---------- Brontekst ----------

Ondertussen werkt OCW aan verbetering van de informatievoorziening. Zo ontwikkelt het Nibud een rekentool over de kosten van studeren. Daarmee kunnen studenten en hun ouders een eigen begroting maken en worden ze op alle financiële regelingen gewezen. Daarnaast geeft DUO voorlichting op mbo-instellingen om studenten te informeren over financiële regelingen. Tot slot wil de minister van OCW door het afschaffen van de variatie voor studenten in de beroepsbegeleidende leerweg (bbl) op het minimumjeugdloon de financiële positie van jonge bbl’ers verder versterken; zie hiervoor verderop in deze brief het onderdeel ‘overige aspecten’.
Effecten van de verhoging
Inkomenseffecten
In de verkenning is gekeken hoe het inkomen van voltijdswerkende minimumjeugdloonverdieners zich verhoudt tot de noodzakelijke kosten voor levensonderhoud.17 De verkenning laat zien dat 18- en 19-jarigen die 36 uur per week voor het minimumjeugdloon werkten in 2024 onvoldoende inkomen genereerden om zelfstandig een huishouden te voeren.

----------

Opdracht a.
Zet de regels van de records, vanaf het begin tot en met de regel met "y-tick-label: 2300 bbox=[45, 89, 64, 127]", om in een JSON-lijst van strings met één string per regel. Laat lege regels weg.

---------- Opgeslagen records ----------

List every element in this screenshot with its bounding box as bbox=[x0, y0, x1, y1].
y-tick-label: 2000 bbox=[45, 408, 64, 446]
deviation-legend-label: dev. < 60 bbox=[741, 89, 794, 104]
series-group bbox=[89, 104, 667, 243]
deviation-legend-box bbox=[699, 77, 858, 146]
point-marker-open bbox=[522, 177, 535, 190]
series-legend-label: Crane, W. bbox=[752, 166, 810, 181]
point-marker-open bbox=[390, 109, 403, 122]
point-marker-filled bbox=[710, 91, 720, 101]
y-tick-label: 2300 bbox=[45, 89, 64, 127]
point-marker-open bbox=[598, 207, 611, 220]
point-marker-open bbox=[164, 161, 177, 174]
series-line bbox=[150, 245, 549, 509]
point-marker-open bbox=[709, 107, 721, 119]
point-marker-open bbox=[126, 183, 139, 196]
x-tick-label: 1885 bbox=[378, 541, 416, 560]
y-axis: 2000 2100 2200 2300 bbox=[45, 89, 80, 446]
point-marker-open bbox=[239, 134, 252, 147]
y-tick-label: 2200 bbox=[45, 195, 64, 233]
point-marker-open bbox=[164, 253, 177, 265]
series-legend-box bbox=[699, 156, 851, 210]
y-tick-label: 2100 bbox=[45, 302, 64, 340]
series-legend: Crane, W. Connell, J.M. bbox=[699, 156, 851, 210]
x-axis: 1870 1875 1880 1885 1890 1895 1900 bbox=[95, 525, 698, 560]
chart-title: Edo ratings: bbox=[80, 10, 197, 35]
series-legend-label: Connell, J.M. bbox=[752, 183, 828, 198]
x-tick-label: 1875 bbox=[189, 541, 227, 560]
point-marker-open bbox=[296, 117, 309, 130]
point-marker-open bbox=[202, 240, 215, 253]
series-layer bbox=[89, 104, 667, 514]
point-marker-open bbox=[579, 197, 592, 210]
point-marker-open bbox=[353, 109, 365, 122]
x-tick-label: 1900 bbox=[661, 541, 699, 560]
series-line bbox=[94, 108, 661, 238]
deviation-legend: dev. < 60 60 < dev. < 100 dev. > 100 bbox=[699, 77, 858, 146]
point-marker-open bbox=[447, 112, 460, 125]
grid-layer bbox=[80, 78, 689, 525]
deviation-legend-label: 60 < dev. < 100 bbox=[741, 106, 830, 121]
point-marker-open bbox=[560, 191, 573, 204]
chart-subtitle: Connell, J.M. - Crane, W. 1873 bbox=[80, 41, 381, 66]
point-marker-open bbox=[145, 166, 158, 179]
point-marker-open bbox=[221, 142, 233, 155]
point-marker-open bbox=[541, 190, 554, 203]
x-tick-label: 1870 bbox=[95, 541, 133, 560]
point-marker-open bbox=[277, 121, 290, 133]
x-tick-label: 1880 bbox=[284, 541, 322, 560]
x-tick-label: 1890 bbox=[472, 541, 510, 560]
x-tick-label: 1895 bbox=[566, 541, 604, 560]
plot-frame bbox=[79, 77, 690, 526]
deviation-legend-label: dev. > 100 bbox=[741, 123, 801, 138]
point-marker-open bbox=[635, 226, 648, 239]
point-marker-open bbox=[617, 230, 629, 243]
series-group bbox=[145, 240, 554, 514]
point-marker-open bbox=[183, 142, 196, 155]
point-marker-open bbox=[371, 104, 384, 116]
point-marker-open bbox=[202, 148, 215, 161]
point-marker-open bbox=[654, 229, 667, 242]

----------

Opdracht b.
Geef de brontekst over het minimumjeugdloon volledig en ongewijzigd weer.

Uitgewerkte oplossing a.
[
  "List every element in this screenshot with its bounding box as bbox=[x0, y0, x1, y1].",
  "y-tick-label: 2000 bbox=[45, 408, 64, 446]",
  "deviation-legend-label: dev. < 60 bbox=[741, 89, 794, 104]",
  "series-group bbox=[89, 104, 667, 243]",
  "deviation-legend-box bbox=[699, 77, 858, 146]",
  "point-marker-open bbox=[522, 177, 535, 190]",
  "series-legend-label: Crane, W. bbox=[752, 166, 810, 181]",
  "point-marker-open bbox=[390, 109, 403, 122]",
  "point-marker-filled bbox=[710, 91, 720, 101]",
  "y-tick-label: 2300 bbox=[45, 89, 64, 127]"
]

Uitgewerkte oplossing b.
Ondertussen werkt OCW aan verbetering van de informatievoorziening. Zo ontwikkelt het Nibud een rekentool over de kosten van studeren. Daarmee kunnen studenten en hun ouders een eigen begroting maken en worden ze op alle financiële regelingen gewezen. Daarnaast geeft DUO voorlichting op mbo-instellingen om studenten te informeren over financiële regelingen. Tot slot wil de minister van OCW door het afschaffen van de variatie voor studenten in de beroepsbegeleidende leerweg (bbl) op het minimumjeugdloon de financiële positie van jonge bbl’ers verder versterken; zie hiervoor verderop in deze brief het onderdeel ‘overige aspecten’.
Effecten van de verhoging
Inkomenseffecten
In de verkenning is gekeken hoe het inkomen van voltijdswerkende minimumjeugdloonverdieners zich verhoudt tot de noodzakelijke kosten voor levensonderhoud.17 De verkenning laat zien dat 18- en 19-jarigen die 36 uur per week voor het minimumjeugdloon werkten in 2024 onvoldoende inkomen genereerden om zelfstandig een huishouden te voeren.